> _Aim_
Reproduce all the entries exactly.

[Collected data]
-------

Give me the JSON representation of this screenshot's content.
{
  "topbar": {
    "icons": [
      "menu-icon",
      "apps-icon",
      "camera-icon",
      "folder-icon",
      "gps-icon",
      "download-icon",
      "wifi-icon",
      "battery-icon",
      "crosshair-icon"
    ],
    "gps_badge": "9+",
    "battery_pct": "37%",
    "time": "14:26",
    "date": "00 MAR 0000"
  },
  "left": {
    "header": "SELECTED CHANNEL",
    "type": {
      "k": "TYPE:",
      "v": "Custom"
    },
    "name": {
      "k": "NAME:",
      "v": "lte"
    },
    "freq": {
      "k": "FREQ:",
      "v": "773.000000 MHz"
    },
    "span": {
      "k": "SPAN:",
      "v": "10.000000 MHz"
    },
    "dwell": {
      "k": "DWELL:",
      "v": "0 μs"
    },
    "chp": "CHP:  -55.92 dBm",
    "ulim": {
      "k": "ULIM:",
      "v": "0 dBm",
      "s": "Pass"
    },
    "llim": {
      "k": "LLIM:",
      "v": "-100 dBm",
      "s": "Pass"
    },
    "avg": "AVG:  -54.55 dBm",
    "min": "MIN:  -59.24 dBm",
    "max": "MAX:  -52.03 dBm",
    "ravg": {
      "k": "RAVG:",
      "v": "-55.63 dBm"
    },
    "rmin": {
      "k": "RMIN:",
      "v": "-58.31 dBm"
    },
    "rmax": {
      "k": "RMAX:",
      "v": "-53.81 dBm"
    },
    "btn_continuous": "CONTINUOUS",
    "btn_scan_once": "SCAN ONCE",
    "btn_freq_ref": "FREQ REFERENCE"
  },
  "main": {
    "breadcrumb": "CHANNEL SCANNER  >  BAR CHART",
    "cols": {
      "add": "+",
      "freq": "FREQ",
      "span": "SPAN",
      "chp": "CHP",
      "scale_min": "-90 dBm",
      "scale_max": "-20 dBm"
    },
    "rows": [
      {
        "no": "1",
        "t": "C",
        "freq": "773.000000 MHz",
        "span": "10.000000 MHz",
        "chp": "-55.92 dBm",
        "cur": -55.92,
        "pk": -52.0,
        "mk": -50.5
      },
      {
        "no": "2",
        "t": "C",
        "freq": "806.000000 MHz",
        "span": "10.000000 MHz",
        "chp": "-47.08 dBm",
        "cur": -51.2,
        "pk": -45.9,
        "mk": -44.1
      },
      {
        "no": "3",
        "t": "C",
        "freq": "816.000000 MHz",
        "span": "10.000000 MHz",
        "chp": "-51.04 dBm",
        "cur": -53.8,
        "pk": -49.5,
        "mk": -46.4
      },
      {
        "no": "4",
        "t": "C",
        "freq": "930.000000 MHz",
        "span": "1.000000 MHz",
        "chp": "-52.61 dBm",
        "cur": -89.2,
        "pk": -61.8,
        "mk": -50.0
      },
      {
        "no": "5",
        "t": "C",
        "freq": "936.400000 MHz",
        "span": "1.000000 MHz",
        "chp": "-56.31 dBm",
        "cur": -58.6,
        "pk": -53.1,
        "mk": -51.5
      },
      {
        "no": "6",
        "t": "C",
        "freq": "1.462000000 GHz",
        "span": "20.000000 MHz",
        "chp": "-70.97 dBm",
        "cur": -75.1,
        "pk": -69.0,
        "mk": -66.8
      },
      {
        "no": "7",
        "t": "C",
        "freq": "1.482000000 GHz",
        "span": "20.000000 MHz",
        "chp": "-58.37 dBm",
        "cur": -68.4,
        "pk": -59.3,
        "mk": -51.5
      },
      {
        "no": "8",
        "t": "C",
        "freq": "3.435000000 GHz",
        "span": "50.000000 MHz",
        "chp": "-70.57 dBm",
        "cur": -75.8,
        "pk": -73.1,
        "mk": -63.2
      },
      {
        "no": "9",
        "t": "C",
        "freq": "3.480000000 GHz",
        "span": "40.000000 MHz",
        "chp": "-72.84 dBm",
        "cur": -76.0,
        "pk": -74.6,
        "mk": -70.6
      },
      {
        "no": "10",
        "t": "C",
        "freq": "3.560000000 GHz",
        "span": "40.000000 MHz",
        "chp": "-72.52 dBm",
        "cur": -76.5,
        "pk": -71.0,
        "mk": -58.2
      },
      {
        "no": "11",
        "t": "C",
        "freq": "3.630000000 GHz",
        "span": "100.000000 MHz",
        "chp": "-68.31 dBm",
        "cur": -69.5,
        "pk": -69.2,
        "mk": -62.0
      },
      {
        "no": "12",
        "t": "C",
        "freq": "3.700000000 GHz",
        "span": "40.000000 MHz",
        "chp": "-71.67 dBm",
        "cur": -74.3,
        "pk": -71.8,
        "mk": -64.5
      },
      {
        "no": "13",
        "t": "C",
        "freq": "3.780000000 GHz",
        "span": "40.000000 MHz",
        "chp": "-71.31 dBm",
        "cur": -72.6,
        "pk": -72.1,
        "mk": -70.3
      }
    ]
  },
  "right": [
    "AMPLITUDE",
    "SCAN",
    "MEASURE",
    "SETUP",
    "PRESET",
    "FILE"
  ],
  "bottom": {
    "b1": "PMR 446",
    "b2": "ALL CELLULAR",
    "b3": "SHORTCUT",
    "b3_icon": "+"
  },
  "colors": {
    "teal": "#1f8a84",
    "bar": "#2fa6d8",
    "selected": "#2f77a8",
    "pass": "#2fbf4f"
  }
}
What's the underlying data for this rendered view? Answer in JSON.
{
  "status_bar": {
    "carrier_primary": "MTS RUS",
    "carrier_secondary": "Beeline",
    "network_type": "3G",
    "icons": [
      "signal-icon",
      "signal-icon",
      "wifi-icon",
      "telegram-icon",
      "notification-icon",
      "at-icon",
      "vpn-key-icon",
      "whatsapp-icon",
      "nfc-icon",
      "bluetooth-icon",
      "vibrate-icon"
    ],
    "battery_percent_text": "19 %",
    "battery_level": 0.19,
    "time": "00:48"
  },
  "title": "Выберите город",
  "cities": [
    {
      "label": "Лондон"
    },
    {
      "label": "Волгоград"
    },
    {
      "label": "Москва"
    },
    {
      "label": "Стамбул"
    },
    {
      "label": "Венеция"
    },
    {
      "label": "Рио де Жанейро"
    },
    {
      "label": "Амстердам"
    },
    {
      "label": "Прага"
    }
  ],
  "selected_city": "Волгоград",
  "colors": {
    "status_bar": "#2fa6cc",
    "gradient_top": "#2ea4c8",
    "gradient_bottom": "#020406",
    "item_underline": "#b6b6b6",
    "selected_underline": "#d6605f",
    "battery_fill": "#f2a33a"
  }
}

-------

> _The response_
Give me the JSON representation of this screenshot's content.
{
  "topbar": {
    "icons": [
      "menu-icon",
      "apps-icon",
      "camera-icon",
      "folder-icon",
      "gps-icon",
      "download-icon",
      "wifi-icon",
      "battery-icon",
      "crosshair-icon"
    ],
    "gps_badge": "9+",
    "battery_pct": "37%",
    "time": "14:26",
    "date": "00 MAR 0000"
  },
  "left": {
    "header": "SELECTED CHANNEL",
    "type": {
      "k": "TYPE:",
      "v": "Custom"
    },
    "name": {
      "k": "NAME:",
      "v": "lte"
    },
    "freq": {
      "k": "FREQ:",
      "v": "773.000000 MHz"
    },
    "span": {
      "k": "SPAN:",
      "v": "10.000000 MHz"
    },
    "dwell": {
      "k": "DWELL:",
      "v": "0 μs"
    },
    "chp": "CHP:  -55.92 dBm",
    "ulim": {
      "k": "ULIM:",
      "v": "0 dBm",
      "s": "Pass"
    },
    "llim": {
      "k": "LLIM:",
      "v": "-100 dBm",
      "s": "Pass"
    },
    "avg": "AVG:  -54.55 dBm",
    "min": "MIN:  -59.24 dBm",
    "max": "MAX:  -52.03 dBm",
    "ravg": {
      "k": "RAVG:",
      "v": "-55.63 dBm"
    },
    "rmin": {
      "k": "RMIN:",
      "v": "-58.31 dBm"
    },
    "rmax": {
      "k": "RMAX:",
      "v": "-53.81 dBm"
    },
    "btn_continuous": "CONTINUOUS",
    "btn_scan_once": "SCAN ONCE",
    "btn_freq_ref": "FREQ REFERENCE"
  },
  "main": {
    "breadcrumb": "CHANNEL SCANNER  >  BAR CHART",
    "cols": {
      "add": "+",
      "freq": "FREQ",
      "span": "SPAN",
      "chp": "CHP",
      "scale_min": "-90 dBm",
      "scale_max": "-20 dBm"
    },
    "rows": [
      {
        "no": "1",
        "t": "C",
        "freq": "773.000000 MHz",
        "span": "10.000000 MHz",
        "chp": "-55.92 dBm",
        "cur": -55.92,
        "pk": -52.0,
        "mk": -50.5
      },
      {
        "no": "2",
        "t": "C",
        "freq": "806.000000 MHz",
        "span": "10.000000 MHz",
        "chp": "-47.08 dBm",
        "cur": -51.2,
        "pk": -45.9,
        "mk": -44.1
      },
      {
        "no": "3",
        "t": "C",
        "freq": "816.000000 MHz",
        "span": "10.000000 MHz",
        "chp": "-51.04 dBm",
        "cur": -53.8,
        "pk": -49.5,
        "mk": -46.4
      },
      {
        "no": "4",
        "t": "C",
        "freq": "930.000000 MHz",
        "span": "1.000000 MHz",
        "chp": "-52.61 dBm",
        "cur": -89.2,
        "pk": -61.8,
        "mk": -50.0
      },
      {
        "no": "5",
        "t": "C",
        "freq": "936.400000 MHz",
        "span": "1.000000 MHz",
        "chp": "-56.31 dBm",
        "cur": -58.6,
        "pk": -53.1,
        "mk": -51.5
      },
      {
        "no": "6",
        "t": "C",
        "freq": "1.462000000 GHz",
        "span": "20.000000 MHz",
        "chp": "-70.97 dBm",
        "cur": -75.1,
        "pk": -69.0,
        "mk": -66.8
      },
      {
        "no": "7",
        "t": "C",
        "freq": "1.482000000 GHz",
        "span": "20.000000 MHz",
        "chp": "-58.37 dBm",
        "cur": -68.4,
        "pk": -59.3,
        "mk": -51.5
      },
      {
        "no": "8",
        "t": "C",
        "freq": "3.435000000 GHz",
        "span": "50.000000 MHz",
        "chp": "-70.57 dBm",
        "cur": -75.8,
        "pk": -73.1,
        "mk": -63.2
      },
      {
        "no": "9",
        "t": "C",
        "freq": "3.480000000 GHz",
        "span": "40.000000 MHz",
        "chp": "-72.84 dBm",
        "cur": -76.0,
        "pk": -74.6,
        "mk": -70.6
      },
      {
        "no": "10",
        "t": "C",
        "freq": "3.560000000 GHz",
        "span": "40.000000 MHz",
        "chp": "-72.52 dBm",
        "cur": -76.5,
        "pk": -71.0,
        "mk": -58.2
      },
      {
        "no": "11",
        "t": "C",
        "freq": "3.630000000 GHz",
        "span": "100.000000 MHz",
        "chp": "-68.31 dBm",
        "cur": -69.5,
        "pk": -69.2,
        "mk": -62.0
      },
      {
        "no": "12",
        "t": "C",
        "freq": "3.700000000 GHz",
        "span": "40.000000 MHz",
        "chp": "-71.67 dBm",
        "cur": -74.3,
        "pk": -71.8,
        "mk": -64.5
      },
      {
        "no": "13",
        "t": "C",
        "freq": "3.780000000 GHz",
        "span": "40.000000 MHz",
        "chp": "-71.31 dBm",
        "cur": -72.6,
        "pk": -72.1,
        "mk": -70.3
      }
    ]
  },
  "right": [
    "AMPLITUDE",
    "SCAN",
    "MEASURE",
    "SETUP",
    "PRESET",
    "FILE"
  ],
  "bottom": {
    "b1": "PMR 446",
    "b2": "ALL CELLULAR",
    "b3": "SHORTCUT",
    "b3_icon": "+"
  },
  "colors": {
    "teal": "#1f8a84",
    "bar": "#2fa6d8",
    "selected": "#2f77a8",
    "pass": "#2fbf4f"
  }
}
What's the underlying data for this rendered view? Answer in JSON.
{
  "status_bar": {
    "carrier_primary": "MTS RUS",
    "carrier_secondary": "Beeline",
    "network_type": "3G",
    "icons": [
      "signal-icon",
      "signal-icon",
      "wifi-icon",
      "telegram-icon",
      "notification-icon",
      "at-icon",
      "vpn-key-icon",
      "whatsapp-icon",
      "nfc-icon",
      "bluetooth-icon",
      "vibrate-icon"
    ],
    "battery_percent_text": "19 %",
    "battery_level": 0.19,
    "time": "00:48"
  },
  "title": "Выберите город",
  "cities": [
    {
      "label": "Лондон"
    },
    {
      "label": "Волгоград"
    },
    {
      "label": "Москва"
    },
    {
      "label": "Стамбул"
    },
    {
      "label": "Венеция"
    },
    {
      "label": "Рио де Жанейро"
    },
    {
      "label": "Амстердам"
    },
    {
      "label": "Прага"
    }
  ],
  "selected_city": "Волгоград",
  "colors": {
    "status_bar": "#2fa6cc",
    "gradient_top": "#2ea4c8",
    "gradient_bottom": "#020406",
    "item_underline": "#b6b6b6",
    "selected_underline": "#d6605f",
    "battery_fill": "#f2a33a"
  }
}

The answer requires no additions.